§ Entries provided
↓↓↓

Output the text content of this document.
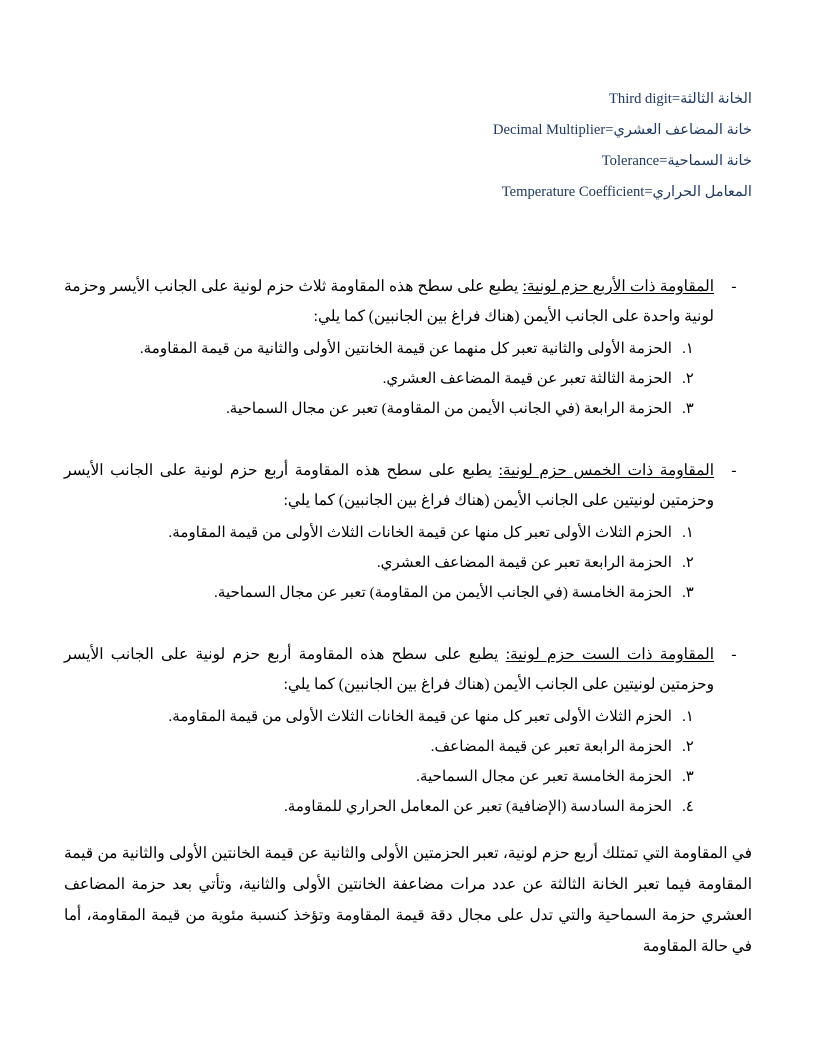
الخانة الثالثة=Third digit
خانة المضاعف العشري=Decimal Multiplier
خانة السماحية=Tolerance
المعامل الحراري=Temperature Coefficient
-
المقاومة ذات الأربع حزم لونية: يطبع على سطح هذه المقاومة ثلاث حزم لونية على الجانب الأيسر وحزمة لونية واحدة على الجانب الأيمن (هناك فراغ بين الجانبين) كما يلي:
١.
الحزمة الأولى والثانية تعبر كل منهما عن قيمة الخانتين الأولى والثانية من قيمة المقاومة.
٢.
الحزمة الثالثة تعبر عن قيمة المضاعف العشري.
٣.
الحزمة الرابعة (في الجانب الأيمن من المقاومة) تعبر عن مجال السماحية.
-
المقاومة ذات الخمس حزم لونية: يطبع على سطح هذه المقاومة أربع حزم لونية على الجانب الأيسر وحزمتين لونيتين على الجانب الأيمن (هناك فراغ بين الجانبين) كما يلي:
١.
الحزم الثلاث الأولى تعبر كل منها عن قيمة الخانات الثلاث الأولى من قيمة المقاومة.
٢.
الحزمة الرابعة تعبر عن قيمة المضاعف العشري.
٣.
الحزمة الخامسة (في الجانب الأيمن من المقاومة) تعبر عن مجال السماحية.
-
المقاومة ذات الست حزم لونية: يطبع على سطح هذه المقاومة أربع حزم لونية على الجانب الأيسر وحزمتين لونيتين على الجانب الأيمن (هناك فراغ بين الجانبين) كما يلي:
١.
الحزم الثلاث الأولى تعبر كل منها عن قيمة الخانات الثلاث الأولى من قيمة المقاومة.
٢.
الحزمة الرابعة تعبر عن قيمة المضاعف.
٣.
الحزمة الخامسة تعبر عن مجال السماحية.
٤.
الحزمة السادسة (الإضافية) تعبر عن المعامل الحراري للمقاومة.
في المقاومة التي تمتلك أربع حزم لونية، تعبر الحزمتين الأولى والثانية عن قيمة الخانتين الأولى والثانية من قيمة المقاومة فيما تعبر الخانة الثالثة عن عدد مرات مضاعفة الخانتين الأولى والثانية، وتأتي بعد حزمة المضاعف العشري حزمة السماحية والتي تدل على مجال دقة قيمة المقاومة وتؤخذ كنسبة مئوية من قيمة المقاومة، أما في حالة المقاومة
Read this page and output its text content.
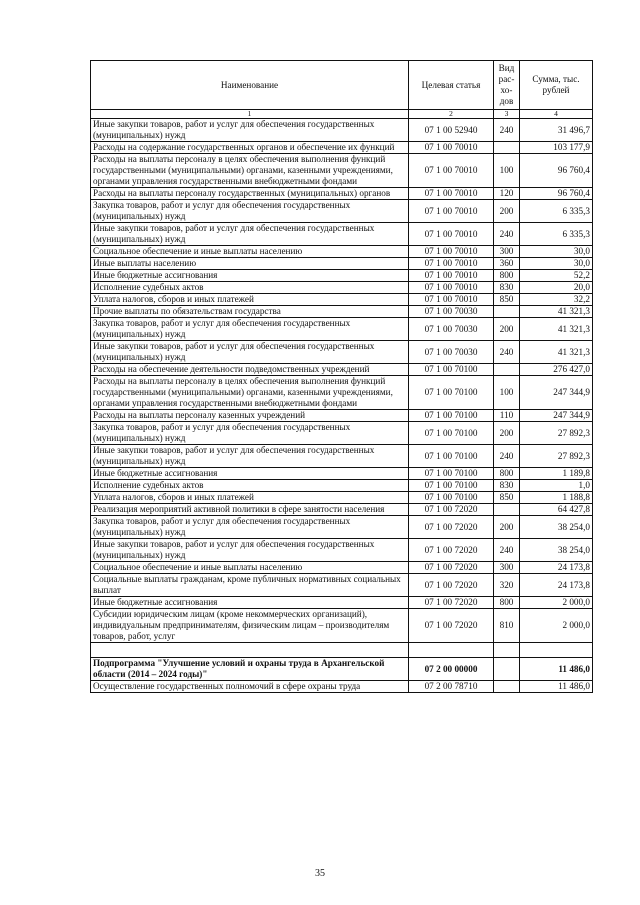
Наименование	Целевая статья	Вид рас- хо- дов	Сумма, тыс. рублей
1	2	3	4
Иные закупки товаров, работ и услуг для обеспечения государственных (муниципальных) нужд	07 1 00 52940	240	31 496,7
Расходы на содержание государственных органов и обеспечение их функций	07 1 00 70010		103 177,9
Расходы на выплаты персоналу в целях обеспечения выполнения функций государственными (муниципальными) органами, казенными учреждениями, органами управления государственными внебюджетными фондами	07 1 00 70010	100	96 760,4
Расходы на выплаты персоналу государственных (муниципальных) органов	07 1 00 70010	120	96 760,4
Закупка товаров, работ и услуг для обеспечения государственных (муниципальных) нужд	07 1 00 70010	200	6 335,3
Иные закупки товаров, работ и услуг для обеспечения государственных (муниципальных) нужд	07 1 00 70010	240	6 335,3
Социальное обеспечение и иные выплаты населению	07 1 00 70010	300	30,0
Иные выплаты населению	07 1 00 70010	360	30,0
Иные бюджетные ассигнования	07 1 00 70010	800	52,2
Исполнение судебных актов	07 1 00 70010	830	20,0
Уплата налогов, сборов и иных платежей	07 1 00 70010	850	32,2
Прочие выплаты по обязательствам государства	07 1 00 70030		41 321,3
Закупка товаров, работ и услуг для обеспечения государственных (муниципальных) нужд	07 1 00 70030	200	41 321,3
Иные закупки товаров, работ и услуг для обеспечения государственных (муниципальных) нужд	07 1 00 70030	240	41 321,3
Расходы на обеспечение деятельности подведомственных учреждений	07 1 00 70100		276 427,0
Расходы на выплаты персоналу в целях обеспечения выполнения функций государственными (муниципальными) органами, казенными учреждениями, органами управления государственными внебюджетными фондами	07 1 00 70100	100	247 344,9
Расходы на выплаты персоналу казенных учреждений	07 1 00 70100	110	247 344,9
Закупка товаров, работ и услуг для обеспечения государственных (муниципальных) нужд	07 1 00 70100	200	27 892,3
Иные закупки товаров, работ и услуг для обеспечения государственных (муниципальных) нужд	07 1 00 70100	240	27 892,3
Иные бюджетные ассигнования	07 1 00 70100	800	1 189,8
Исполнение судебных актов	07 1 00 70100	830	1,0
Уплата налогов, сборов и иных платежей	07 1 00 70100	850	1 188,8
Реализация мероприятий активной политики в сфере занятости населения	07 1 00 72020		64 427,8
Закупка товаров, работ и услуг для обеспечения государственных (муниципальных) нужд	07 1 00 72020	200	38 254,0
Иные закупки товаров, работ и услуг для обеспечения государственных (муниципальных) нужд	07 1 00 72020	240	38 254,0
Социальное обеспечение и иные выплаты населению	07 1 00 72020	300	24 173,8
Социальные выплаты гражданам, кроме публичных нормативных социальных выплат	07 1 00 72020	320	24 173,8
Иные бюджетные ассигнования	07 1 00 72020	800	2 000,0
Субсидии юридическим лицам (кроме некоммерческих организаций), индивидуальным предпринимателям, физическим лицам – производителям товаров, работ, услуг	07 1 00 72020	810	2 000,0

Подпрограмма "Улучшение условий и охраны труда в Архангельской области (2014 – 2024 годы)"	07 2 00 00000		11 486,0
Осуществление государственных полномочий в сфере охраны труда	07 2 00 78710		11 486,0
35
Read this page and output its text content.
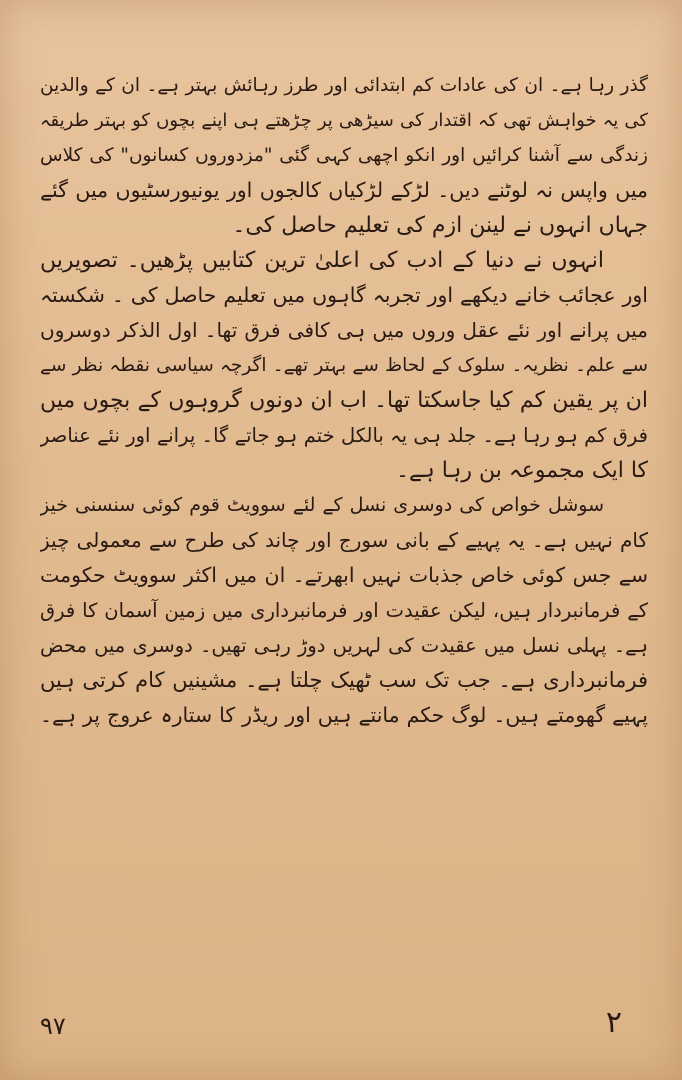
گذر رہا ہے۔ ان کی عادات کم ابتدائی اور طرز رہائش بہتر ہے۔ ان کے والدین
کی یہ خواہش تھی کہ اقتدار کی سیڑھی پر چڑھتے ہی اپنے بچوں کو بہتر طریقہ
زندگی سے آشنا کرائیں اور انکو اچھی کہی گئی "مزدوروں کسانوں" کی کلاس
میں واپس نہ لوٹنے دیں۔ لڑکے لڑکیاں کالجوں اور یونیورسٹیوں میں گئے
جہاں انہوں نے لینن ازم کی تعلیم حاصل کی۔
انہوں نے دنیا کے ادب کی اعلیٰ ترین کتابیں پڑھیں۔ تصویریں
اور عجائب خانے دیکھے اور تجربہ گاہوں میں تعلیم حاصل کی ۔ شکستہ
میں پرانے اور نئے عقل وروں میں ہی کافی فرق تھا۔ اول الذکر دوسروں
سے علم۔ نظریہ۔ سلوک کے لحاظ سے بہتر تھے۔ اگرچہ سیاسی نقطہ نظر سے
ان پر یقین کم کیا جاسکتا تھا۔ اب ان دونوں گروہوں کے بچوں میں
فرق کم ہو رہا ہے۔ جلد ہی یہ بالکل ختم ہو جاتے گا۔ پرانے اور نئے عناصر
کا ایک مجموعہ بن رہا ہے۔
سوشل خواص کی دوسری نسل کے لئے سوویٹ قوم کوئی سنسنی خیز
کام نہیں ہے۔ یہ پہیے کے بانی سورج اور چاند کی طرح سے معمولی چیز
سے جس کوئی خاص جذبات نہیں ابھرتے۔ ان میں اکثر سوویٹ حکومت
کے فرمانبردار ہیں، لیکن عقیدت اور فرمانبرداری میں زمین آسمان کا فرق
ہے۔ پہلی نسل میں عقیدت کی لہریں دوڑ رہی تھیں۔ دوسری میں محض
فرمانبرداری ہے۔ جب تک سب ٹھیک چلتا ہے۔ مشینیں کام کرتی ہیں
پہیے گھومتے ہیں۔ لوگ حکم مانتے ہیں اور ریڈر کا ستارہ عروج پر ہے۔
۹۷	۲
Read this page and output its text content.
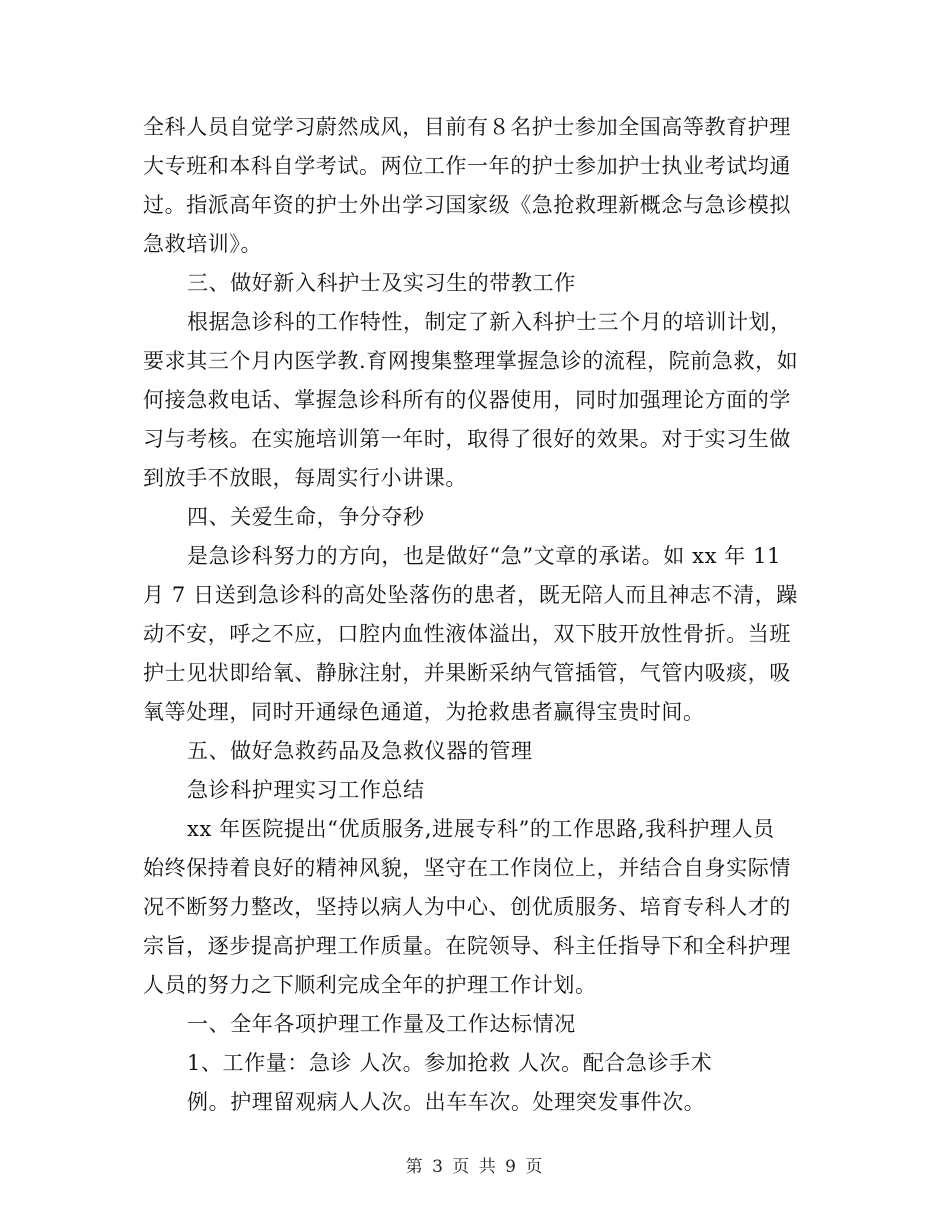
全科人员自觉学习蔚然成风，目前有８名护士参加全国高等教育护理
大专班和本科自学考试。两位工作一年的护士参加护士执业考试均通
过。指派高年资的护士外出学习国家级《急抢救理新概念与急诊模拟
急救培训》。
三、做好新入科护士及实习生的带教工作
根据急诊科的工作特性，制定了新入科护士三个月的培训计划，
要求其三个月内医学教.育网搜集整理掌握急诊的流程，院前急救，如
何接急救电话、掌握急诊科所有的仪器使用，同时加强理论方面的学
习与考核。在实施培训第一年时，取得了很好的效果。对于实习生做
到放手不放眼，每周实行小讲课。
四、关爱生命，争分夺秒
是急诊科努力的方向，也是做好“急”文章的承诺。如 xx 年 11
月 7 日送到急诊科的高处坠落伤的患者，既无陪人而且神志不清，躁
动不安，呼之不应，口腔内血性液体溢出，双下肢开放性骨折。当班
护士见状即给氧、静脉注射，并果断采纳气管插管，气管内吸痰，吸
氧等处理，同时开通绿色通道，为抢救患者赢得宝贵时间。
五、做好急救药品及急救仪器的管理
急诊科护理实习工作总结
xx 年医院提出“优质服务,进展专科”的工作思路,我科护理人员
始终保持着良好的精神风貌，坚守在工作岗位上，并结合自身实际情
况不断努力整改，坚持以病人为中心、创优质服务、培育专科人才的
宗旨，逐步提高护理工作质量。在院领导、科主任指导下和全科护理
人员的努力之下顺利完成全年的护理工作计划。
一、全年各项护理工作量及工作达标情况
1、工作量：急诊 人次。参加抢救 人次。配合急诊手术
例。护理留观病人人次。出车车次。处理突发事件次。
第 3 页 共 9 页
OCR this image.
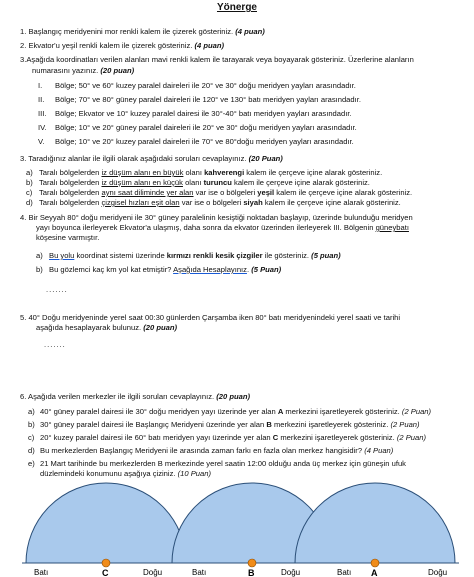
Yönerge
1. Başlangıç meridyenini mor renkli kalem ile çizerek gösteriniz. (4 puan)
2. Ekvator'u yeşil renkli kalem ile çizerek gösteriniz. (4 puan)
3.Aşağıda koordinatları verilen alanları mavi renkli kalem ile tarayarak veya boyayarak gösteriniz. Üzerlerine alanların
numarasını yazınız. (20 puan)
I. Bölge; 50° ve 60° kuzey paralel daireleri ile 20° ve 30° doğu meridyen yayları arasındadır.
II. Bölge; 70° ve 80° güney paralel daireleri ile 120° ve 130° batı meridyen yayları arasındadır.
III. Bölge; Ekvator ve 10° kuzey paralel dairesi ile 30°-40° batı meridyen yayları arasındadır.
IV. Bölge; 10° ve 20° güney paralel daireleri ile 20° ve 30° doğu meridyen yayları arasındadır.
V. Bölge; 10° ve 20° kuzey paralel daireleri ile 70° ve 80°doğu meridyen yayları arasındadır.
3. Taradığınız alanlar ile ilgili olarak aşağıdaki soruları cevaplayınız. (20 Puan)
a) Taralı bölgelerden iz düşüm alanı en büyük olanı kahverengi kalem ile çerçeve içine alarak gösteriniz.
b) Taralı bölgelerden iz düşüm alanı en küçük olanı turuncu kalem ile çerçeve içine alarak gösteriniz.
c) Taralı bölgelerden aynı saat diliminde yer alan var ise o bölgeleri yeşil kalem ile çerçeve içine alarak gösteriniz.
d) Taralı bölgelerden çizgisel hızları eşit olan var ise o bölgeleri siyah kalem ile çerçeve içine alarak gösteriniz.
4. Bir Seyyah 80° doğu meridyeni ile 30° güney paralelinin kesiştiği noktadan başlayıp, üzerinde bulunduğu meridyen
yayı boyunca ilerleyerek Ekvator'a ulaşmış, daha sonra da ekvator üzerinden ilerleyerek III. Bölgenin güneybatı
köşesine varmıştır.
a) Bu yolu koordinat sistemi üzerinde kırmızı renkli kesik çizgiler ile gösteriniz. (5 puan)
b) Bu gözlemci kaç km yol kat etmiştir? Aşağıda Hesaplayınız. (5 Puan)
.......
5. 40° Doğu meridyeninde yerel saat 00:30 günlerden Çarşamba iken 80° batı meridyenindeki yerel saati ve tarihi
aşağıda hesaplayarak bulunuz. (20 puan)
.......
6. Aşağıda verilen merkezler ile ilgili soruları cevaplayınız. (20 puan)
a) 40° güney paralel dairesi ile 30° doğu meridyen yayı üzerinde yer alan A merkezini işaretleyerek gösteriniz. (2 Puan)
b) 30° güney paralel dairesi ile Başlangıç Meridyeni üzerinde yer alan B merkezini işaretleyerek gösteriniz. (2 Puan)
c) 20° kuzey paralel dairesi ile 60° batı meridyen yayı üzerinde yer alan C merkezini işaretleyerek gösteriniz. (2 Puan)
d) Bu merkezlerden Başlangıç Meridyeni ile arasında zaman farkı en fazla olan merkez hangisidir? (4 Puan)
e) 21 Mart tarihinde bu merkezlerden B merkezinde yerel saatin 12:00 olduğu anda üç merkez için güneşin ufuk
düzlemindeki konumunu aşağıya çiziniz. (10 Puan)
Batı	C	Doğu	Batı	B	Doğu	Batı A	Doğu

↑↑↑

Your answer should be a single number: the count of lines containing the word "نہیں".

2